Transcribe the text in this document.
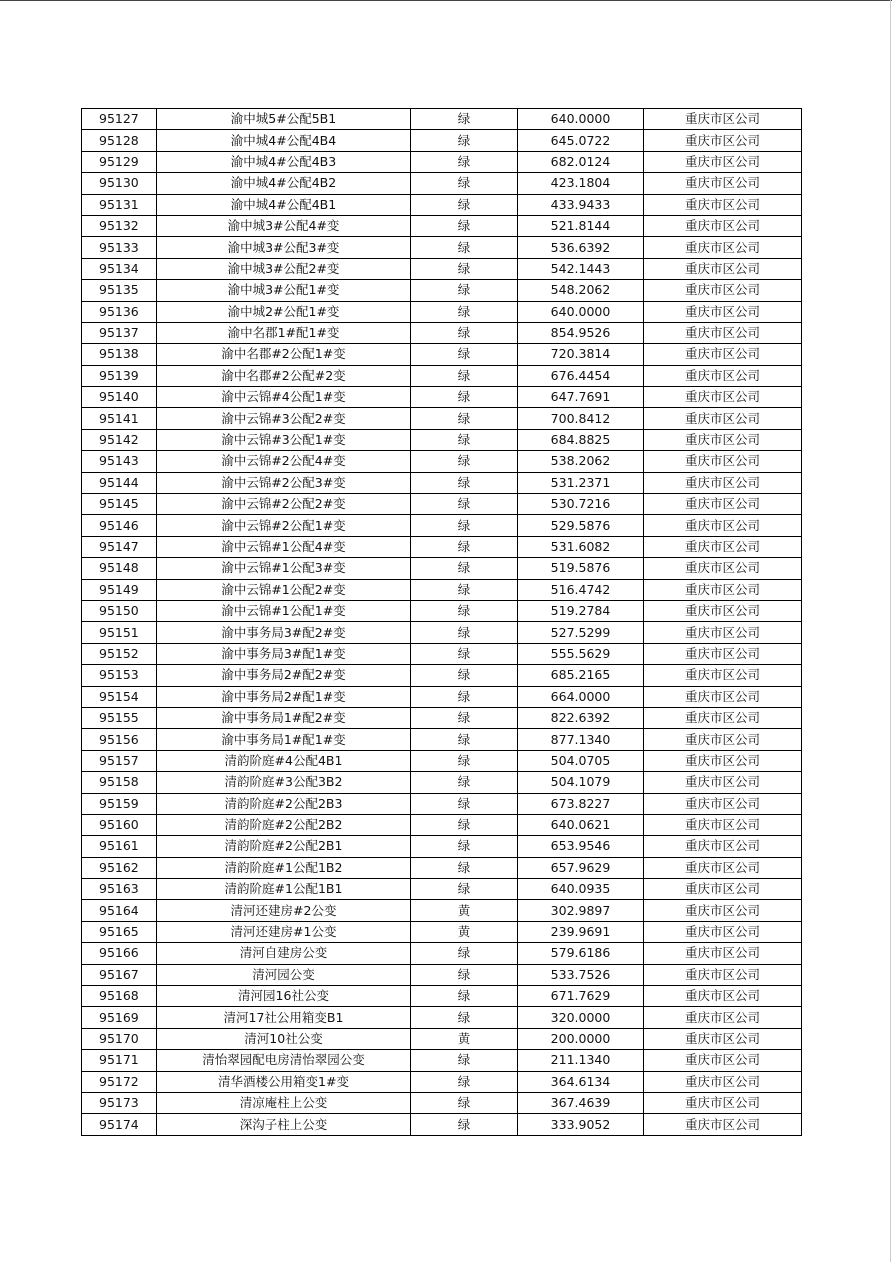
95127	渝中城5#公配5B1	绿	640.0000	重庆市区公司
95128	渝中城4#公配4B4	绿	645.0722	重庆市区公司
95129	渝中城4#公配4B3	绿	682.0124	重庆市区公司
95130	渝中城4#公配4B2	绿	423.1804	重庆市区公司
95131	渝中城4#公配4B1	绿	433.9433	重庆市区公司
95132	渝中城3#公配4#变	绿	521.8144	重庆市区公司
95133	渝中城3#公配3#变	绿	536.6392	重庆市区公司
95134	渝中城3#公配2#变	绿	542.1443	重庆市区公司
95135	渝中城3#公配1#变	绿	548.2062	重庆市区公司
95136	渝中城2#公配1#变	绿	640.0000	重庆市区公司
95137	渝中名郡1#配1#变	绿	854.9526	重庆市区公司
95138	渝中名郡#2公配1#变	绿	720.3814	重庆市区公司
95139	渝中名郡#2公配#2变	绿	676.4454	重庆市区公司
95140	渝中云锦#4公配1#变	绿	647.7691	重庆市区公司
95141	渝中云锦#3公配2#变	绿	700.8412	重庆市区公司
95142	渝中云锦#3公配1#变	绿	684.8825	重庆市区公司
95143	渝中云锦#2公配4#变	绿	538.2062	重庆市区公司
95144	渝中云锦#2公配3#变	绿	531.2371	重庆市区公司
95145	渝中云锦#2公配2#变	绿	530.7216	重庆市区公司
95146	渝中云锦#2公配1#变	绿	529.5876	重庆市区公司
95147	渝中云锦#1公配4#变	绿	531.6082	重庆市区公司
95148	渝中云锦#1公配3#变	绿	519.5876	重庆市区公司
95149	渝中云锦#1公配2#变	绿	516.4742	重庆市区公司
95150	渝中云锦#1公配1#变	绿	519.2784	重庆市区公司
95151	渝中事务局3#配2#变	绿	527.5299	重庆市区公司
95152	渝中事务局3#配1#变	绿	555.5629	重庆市区公司
95153	渝中事务局2#配2#变	绿	685.2165	重庆市区公司
95154	渝中事务局2#配1#变	绿	664.0000	重庆市区公司
95155	渝中事务局1#配2#变	绿	822.6392	重庆市区公司
95156	渝中事务局1#配1#变	绿	877.1340	重庆市区公司
95157	清韵阶庭#4公配4B1	绿	504.0705	重庆市区公司
95158	清韵阶庭#3公配3B2	绿	504.1079	重庆市区公司
95159	清韵阶庭#2公配2B3	绿	673.8227	重庆市区公司
95160	清韵阶庭#2公配2B2	绿	640.0621	重庆市区公司
95161	清韵阶庭#2公配2B1	绿	653.9546	重庆市区公司
95162	清韵阶庭#1公配1B2	绿	657.9629	重庆市区公司
95163	清韵阶庭#1公配1B1	绿	640.0935	重庆市区公司
95164	清河还建房#2公变	黄	302.9897	重庆市区公司
95165	清河还建房#1公变	黄	239.9691	重庆市区公司
95166	清河自建房公变	绿	579.6186	重庆市区公司
95167	清河园公变	绿	533.7526	重庆市区公司
95168	清河园16社公变	绿	671.7629	重庆市区公司
95169	清河17社公用箱变B1	绿	320.0000	重庆市区公司
95170	清河10社公变	黄	200.0000	重庆市区公司
95171	清怡翠园配电房清怡翠园公变	绿	211.1340	重庆市区公司
95172	清华酒楼公用箱变1#变	绿	364.6134	重庆市区公司
95173	清凉庵柱上公变	绿	367.4639	重庆市区公司
95174	深沟子柱上公变	绿	333.9052	重庆市区公司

________________________________________

*The request*. Return the listing above unchanged, apart from dropping its pictures.

*Output of the task*.
Transcribe the text in this document.
95127	渝中城5#公配5B1	绿	640.0000	重庆市区公司
95128	渝中城4#公配4B4	绿	645.0722	重庆市区公司
95129	渝中城4#公配4B3	绿	682.0124	重庆市区公司
95130	渝中城4#公配4B2	绿	423.1804	重庆市区公司
95131	渝中城4#公配4B1	绿	433.9433	重庆市区公司
95132	渝中城3#公配4#变	绿	521.8144	重庆市区公司
95133	渝中城3#公配3#变	绿	536.6392	重庆市区公司
95134	渝中城3#公配2#变	绿	542.1443	重庆市区公司
95135	渝中城3#公配1#变	绿	548.2062	重庆市区公司
95136	渝中城2#公配1#变	绿	640.0000	重庆市区公司
95137	渝中名郡1#配1#变	绿	854.9526	重庆市区公司
95138	渝中名郡#2公配1#变	绿	720.3814	重庆市区公司
95139	渝中名郡#2公配#2变	绿	676.4454	重庆市区公司
95140	渝中云锦#4公配1#变	绿	647.7691	重庆市区公司
95141	渝中云锦#3公配2#变	绿	700.8412	重庆市区公司
95142	渝中云锦#3公配1#变	绿	684.8825	重庆市区公司
95143	渝中云锦#2公配4#变	绿	538.2062	重庆市区公司
95144	渝中云锦#2公配3#变	绿	531.2371	重庆市区公司
95145	渝中云锦#2公配2#变	绿	530.7216	重庆市区公司
95146	渝中云锦#2公配1#变	绿	529.5876	重庆市区公司
95147	渝中云锦#1公配4#变	绿	531.6082	重庆市区公司
95148	渝中云锦#1公配3#变	绿	519.5876	重庆市区公司
95149	渝中云锦#1公配2#变	绿	516.4742	重庆市区公司
95150	渝中云锦#1公配1#变	绿	519.2784	重庆市区公司
95151	渝中事务局3#配2#变	绿	527.5299	重庆市区公司
95152	渝中事务局3#配1#变	绿	555.5629	重庆市区公司
95153	渝中事务局2#配2#变	绿	685.2165	重庆市区公司
95154	渝中事务局2#配1#变	绿	664.0000	重庆市区公司
95155	渝中事务局1#配2#变	绿	822.6392	重庆市区公司
95156	渝中事务局1#配1#变	绿	877.1340	重庆市区公司
95157	清韵阶庭#4公配4B1	绿	504.0705	重庆市区公司
95158	清韵阶庭#3公配3B2	绿	504.1079	重庆市区公司
95159	清韵阶庭#2公配2B3	绿	673.8227	重庆市区公司
95160	清韵阶庭#2公配2B2	绿	640.0621	重庆市区公司
95161	清韵阶庭#2公配2B1	绿	653.9546	重庆市区公司
95162	清韵阶庭#1公配1B2	绿	657.9629	重庆市区公司
95163	清韵阶庭#1公配1B1	绿	640.0935	重庆市区公司
95164	清河还建房#2公变	黄	302.9897	重庆市区公司
95165	清河还建房#1公变	黄	239.9691	重庆市区公司
95166	清河自建房公变	绿	579.6186	重庆市区公司
95167	清河园公变	绿	533.7526	重庆市区公司
95168	清河园16社公变	绿	671.7629	重庆市区公司
95169	清河17社公用箱变B1	绿	320.0000	重庆市区公司
95170	清河10社公变	黄	200.0000	重庆市区公司
95171	清怡翠园配电房清怡翠园公变	绿	211.1340	重庆市区公司
95172	清华酒楼公用箱变1#变	绿	364.6134	重庆市区公司
95173	清凉庵柱上公变	绿	367.4639	重庆市区公司
95174	深沟子柱上公变	绿	333.9052	重庆市区公司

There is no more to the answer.